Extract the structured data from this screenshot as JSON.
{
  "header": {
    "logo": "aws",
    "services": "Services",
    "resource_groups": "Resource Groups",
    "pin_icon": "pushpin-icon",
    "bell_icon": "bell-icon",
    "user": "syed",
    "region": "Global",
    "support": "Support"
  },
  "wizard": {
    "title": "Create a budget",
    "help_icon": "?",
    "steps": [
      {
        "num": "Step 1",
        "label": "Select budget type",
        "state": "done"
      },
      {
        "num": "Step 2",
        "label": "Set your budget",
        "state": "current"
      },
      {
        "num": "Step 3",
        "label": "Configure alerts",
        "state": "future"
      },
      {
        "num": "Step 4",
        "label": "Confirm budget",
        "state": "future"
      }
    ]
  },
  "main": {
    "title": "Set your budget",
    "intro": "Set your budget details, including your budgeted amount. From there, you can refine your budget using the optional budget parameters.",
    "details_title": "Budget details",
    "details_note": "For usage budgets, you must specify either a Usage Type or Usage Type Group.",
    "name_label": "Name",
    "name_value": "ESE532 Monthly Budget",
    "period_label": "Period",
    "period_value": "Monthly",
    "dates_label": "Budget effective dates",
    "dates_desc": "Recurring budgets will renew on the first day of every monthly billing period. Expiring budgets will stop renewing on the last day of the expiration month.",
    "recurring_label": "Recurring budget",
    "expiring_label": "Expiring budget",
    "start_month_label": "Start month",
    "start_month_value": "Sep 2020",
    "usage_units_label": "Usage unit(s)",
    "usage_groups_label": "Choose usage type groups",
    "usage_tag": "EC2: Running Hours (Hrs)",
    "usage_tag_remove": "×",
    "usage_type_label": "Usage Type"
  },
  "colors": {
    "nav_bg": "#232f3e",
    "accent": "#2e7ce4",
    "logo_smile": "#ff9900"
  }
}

======

* _GIVEN TASK_
Filter out every line that lacks the word "Expiring", and copy the rest.

* _REPLY TO THE TASK_
    "dates_desc": "Recurring budgets will renew on the first day of every monthly billing period. Expiring budgets will stop renewing on the last day of the expiration month.",
    "expiring_label": "Expiring budget",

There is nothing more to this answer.